▶ _WORK REQUIRED_: Find the lines with the string "from" and return them.

▶ _DATA PROVIDED_:
-=-=-

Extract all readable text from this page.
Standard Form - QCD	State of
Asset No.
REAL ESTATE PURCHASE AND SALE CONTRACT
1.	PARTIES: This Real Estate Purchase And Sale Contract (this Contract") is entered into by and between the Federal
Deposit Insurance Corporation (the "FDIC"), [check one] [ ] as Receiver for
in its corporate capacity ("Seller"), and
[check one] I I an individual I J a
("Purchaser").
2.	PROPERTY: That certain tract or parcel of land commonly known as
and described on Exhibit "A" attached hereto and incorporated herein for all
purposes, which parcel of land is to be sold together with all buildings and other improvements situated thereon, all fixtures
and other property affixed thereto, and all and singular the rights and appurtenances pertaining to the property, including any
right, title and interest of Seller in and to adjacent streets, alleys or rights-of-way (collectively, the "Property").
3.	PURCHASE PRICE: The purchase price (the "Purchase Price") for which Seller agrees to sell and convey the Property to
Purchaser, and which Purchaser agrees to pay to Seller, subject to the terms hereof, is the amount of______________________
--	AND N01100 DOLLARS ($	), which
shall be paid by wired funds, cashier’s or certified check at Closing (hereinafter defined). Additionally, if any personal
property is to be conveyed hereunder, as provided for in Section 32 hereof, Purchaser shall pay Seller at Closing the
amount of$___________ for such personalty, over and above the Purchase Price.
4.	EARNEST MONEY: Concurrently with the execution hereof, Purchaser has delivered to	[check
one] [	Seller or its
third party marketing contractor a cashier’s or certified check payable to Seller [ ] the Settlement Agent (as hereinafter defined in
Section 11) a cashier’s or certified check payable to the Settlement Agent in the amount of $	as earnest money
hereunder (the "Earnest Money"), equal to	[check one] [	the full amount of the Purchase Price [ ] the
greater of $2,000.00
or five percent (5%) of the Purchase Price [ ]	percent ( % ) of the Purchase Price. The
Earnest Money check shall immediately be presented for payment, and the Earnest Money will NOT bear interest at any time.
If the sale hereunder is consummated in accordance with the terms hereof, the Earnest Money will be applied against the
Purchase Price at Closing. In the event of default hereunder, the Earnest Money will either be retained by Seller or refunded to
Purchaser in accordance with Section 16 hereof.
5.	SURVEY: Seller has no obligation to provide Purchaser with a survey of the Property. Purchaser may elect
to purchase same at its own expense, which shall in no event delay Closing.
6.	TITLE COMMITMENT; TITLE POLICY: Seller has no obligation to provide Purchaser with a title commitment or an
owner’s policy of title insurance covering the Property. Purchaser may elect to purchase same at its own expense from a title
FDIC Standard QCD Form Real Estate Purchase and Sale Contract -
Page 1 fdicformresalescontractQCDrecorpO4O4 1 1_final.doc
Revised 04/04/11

-=-=-

▶ _RESPONSE TO THIS TASK_:
Extract all readable text from this page.
owner’s policy of title insurance covering the Property. Purchaser may elect to purchase same at its own expense from a title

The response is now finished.